INSTRUCTION
Show every line in the entries below where the word "Traiano" appears.

Data records:
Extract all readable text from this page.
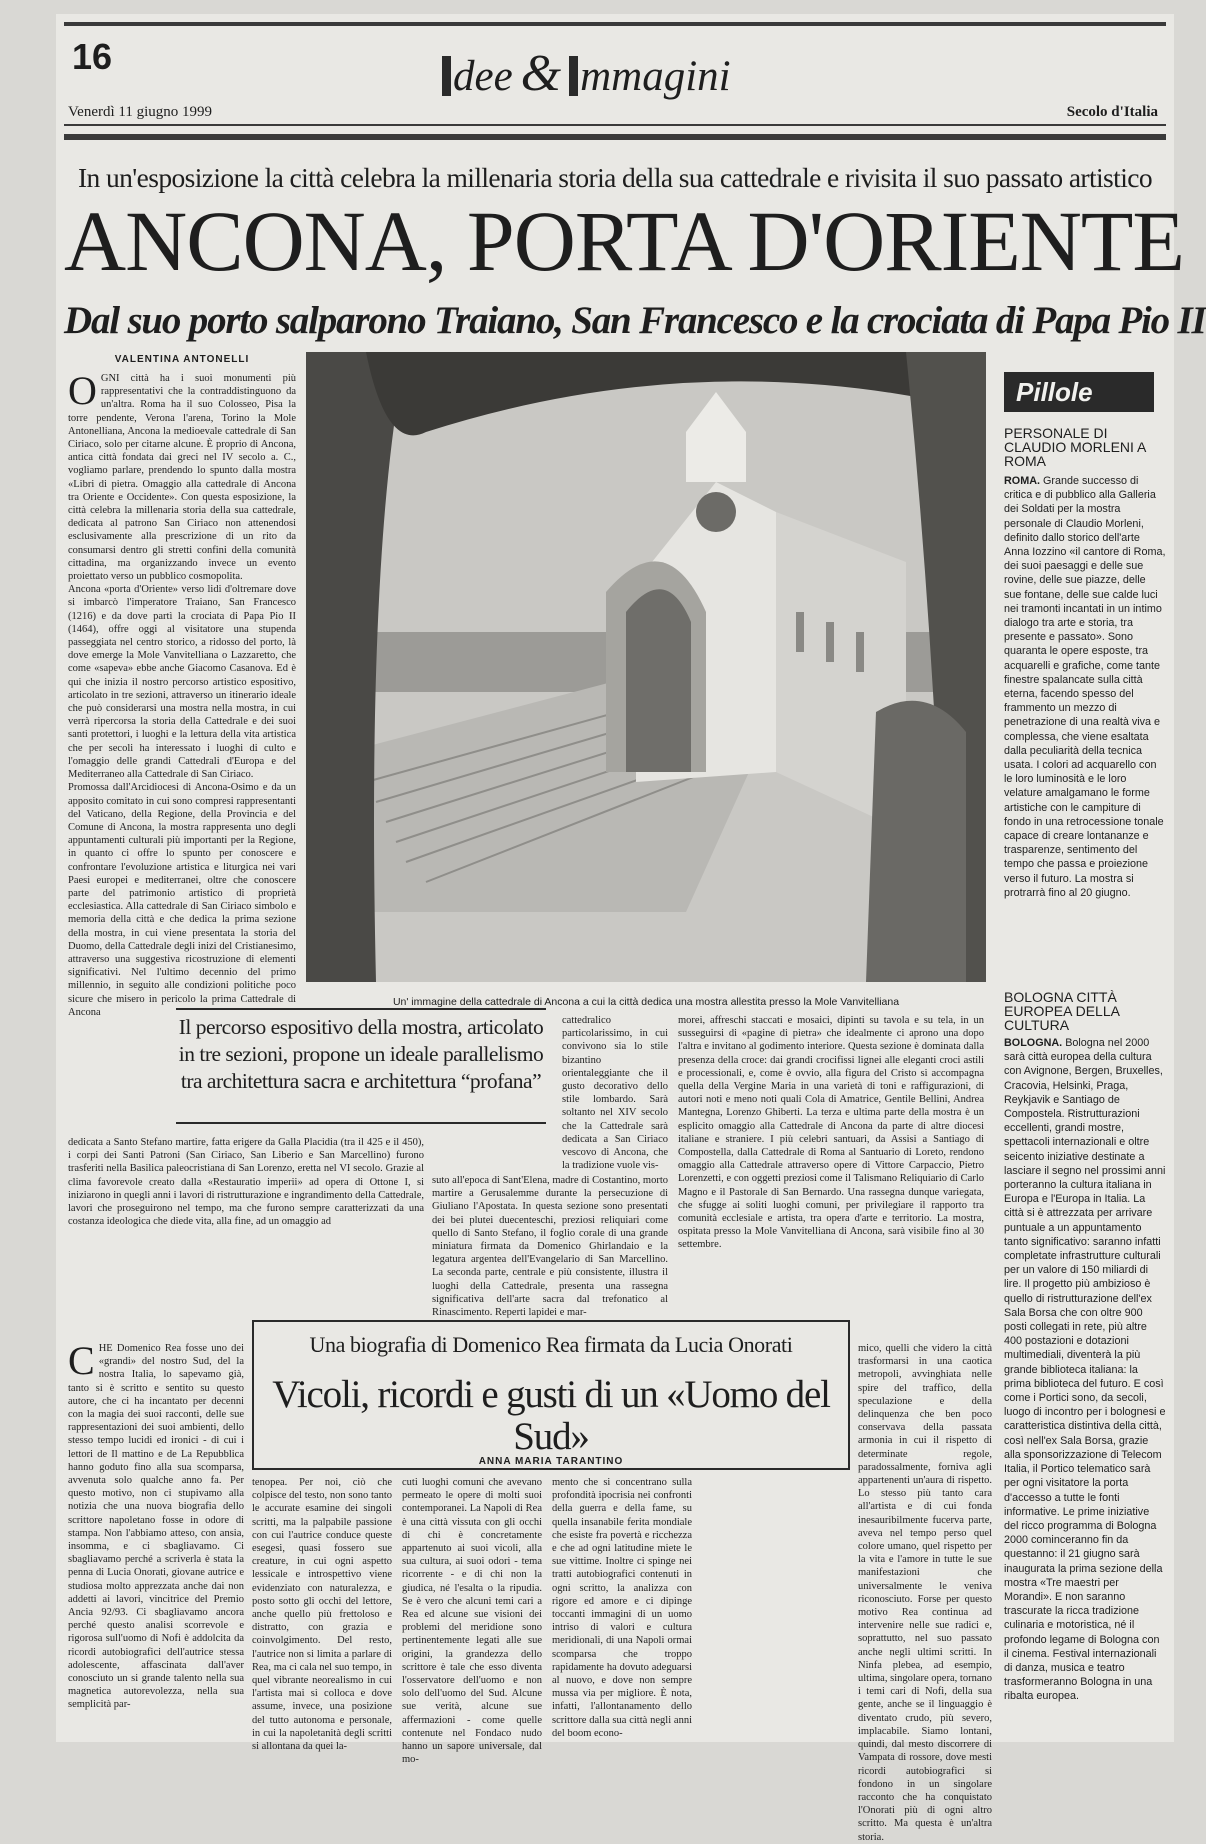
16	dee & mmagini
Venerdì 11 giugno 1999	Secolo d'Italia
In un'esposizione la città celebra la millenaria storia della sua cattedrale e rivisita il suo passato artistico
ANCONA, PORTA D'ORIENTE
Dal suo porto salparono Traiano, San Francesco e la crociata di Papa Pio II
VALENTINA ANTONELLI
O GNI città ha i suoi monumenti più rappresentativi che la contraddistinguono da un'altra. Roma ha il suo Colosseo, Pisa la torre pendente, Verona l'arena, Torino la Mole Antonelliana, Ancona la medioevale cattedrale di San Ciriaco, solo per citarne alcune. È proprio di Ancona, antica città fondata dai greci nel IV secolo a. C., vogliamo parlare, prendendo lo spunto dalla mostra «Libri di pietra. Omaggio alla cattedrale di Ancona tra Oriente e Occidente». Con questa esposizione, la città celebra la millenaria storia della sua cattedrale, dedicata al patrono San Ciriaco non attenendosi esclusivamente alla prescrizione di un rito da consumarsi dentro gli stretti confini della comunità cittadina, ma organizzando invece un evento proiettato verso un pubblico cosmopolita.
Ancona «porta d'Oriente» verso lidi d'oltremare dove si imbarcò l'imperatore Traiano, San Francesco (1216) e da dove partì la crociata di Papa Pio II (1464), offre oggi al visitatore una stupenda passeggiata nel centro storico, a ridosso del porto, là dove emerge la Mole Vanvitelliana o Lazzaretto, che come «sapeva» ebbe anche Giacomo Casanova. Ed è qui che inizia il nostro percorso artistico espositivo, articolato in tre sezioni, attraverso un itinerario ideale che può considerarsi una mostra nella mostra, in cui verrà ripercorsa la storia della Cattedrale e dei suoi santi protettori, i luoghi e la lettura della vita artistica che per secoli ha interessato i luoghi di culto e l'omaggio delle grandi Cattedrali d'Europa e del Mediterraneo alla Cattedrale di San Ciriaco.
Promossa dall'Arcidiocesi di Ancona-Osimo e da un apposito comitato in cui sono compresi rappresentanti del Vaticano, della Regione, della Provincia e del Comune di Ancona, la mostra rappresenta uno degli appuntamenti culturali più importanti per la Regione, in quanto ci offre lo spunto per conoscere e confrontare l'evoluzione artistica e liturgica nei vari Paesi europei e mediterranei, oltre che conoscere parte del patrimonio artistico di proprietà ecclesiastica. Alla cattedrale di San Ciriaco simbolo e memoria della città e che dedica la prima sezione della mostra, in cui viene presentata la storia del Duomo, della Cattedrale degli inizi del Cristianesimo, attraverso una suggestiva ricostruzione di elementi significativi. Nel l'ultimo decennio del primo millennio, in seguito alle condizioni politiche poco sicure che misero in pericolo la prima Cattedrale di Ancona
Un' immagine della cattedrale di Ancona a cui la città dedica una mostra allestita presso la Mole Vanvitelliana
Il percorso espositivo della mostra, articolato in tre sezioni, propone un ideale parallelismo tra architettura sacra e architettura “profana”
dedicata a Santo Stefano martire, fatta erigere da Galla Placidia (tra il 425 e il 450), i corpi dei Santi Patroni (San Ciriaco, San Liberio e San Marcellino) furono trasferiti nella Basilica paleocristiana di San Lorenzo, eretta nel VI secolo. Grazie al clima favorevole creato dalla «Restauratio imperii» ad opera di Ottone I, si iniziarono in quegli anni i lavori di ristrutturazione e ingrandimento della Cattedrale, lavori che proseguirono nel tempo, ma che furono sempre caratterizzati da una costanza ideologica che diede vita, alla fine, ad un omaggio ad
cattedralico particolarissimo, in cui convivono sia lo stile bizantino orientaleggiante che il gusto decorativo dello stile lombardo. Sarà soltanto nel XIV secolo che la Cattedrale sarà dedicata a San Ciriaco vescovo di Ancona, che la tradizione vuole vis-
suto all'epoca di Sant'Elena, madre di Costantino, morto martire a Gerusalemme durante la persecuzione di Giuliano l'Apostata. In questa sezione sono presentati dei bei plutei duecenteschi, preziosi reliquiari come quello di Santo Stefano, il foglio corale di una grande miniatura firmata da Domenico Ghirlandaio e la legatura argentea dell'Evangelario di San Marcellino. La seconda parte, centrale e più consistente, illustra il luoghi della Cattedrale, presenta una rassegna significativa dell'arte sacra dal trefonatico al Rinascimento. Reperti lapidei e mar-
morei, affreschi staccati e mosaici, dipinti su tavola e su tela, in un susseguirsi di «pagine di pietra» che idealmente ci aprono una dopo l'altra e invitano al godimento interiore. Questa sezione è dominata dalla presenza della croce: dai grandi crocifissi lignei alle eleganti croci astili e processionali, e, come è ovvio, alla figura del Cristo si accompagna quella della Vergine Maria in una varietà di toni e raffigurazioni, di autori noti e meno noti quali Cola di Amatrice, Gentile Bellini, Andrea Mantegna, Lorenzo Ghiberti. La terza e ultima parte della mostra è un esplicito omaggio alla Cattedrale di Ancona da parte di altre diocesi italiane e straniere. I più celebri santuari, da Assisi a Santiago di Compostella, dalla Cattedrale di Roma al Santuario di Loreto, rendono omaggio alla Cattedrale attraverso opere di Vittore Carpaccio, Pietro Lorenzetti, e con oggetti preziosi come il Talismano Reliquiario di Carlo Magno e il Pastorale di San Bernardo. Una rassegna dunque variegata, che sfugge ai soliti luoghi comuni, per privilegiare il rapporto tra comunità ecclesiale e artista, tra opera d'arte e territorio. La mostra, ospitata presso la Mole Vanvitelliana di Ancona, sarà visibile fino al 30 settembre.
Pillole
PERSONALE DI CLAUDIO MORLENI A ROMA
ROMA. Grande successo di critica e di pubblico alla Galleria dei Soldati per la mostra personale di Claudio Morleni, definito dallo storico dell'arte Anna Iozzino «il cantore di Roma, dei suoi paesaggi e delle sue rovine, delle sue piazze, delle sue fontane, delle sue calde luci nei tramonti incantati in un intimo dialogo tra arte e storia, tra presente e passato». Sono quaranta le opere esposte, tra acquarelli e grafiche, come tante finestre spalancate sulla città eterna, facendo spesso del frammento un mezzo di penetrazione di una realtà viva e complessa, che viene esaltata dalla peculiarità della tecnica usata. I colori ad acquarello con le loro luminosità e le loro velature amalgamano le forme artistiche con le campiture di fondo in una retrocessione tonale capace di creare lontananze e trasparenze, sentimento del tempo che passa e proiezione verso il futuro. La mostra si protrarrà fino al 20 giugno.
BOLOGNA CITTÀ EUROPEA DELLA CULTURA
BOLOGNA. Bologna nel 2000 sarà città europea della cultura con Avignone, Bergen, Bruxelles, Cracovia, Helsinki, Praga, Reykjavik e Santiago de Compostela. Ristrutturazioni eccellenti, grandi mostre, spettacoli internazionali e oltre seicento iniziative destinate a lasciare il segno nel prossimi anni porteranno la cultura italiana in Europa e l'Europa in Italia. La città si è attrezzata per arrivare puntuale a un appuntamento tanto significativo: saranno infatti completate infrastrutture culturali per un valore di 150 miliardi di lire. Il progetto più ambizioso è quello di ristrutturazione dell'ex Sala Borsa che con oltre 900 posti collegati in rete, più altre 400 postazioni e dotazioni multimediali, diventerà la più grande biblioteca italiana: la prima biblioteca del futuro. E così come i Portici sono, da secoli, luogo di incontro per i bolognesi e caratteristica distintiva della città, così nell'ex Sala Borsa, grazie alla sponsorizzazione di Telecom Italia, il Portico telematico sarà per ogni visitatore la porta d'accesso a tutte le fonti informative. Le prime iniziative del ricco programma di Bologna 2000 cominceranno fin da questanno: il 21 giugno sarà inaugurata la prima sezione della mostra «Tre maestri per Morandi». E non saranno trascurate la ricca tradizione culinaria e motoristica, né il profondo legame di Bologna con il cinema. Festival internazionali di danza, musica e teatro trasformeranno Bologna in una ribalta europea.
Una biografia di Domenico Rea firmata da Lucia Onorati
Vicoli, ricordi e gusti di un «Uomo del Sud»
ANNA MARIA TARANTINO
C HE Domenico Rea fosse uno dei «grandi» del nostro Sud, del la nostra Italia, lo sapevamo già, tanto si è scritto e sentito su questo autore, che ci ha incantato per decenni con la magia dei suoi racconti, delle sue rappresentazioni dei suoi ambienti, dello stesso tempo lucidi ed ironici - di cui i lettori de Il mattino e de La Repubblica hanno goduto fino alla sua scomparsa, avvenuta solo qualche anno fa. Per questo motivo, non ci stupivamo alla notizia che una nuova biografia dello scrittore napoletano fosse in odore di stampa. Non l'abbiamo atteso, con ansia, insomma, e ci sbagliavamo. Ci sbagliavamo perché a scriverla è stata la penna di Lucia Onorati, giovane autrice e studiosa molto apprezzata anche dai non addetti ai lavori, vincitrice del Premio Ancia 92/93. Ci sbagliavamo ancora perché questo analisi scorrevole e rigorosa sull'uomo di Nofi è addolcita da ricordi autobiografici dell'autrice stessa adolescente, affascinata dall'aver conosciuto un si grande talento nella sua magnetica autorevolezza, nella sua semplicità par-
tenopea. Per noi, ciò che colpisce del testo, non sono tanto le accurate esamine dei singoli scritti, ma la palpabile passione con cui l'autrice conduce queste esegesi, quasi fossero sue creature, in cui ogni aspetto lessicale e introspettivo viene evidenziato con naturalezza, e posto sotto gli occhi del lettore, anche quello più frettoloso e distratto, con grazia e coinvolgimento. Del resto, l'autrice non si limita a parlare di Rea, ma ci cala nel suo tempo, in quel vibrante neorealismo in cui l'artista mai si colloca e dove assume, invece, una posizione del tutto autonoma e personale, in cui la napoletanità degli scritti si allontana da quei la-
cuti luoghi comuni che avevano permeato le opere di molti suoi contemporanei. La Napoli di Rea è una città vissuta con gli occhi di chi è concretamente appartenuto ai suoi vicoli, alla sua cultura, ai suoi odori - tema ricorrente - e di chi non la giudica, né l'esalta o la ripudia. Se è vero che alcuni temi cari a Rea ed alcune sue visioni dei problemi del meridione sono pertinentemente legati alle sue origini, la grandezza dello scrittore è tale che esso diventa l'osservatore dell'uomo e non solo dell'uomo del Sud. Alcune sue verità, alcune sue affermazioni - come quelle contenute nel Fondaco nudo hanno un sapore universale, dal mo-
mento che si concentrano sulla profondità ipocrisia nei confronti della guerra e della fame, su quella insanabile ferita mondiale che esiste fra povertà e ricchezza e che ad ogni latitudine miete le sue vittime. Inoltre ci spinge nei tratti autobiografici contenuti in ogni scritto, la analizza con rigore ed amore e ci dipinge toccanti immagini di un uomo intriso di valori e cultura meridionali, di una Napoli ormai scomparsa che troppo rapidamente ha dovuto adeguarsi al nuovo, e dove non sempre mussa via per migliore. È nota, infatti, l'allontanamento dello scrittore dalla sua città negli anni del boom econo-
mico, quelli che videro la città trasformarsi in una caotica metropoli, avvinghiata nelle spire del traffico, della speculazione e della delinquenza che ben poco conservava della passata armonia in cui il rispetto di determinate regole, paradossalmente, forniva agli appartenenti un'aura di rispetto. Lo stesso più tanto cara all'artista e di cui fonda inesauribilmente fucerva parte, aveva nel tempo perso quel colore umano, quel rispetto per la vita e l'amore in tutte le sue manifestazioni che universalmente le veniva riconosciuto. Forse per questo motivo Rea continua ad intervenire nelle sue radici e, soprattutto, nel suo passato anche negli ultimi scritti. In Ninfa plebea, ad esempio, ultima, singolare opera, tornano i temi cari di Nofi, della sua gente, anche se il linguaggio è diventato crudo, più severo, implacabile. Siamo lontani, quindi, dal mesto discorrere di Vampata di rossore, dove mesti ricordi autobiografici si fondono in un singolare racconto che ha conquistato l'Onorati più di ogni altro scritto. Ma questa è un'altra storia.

ANSWER TO THE TASK
Dal suo porto salparono Traiano, San Francesco e la crociata di Papa Pio II
Ancona «porta d'Oriente» verso lidi d'oltremare dove si imbarcò l'imperatore Traiano, San Francesco (1216) e da dove partì la crociata di Papa Pio II (1464), offre oggi al visitatore una stupenda passeggiata nel centro storico, a ridosso del porto, là dove emerge la Mole Vanvitelliana o Lazzaretto, che come «sapeva» ebbe anche Giacomo Casanova. Ed è qui che inizia il nostro percorso artistico espositivo, articolato in tre sezioni, attraverso un itinerario ideale che può considerarsi una mostra nella mostra, in cui verrà ripercorsa la storia della Cattedrale e dei suoi santi protettori, i luoghi e la lettura della vita artistica che per secoli ha interessato i luoghi di culto e l'omaggio delle grandi Cattedrali d'Europa e del Mediterraneo alla Cattedrale di San Ciriaco.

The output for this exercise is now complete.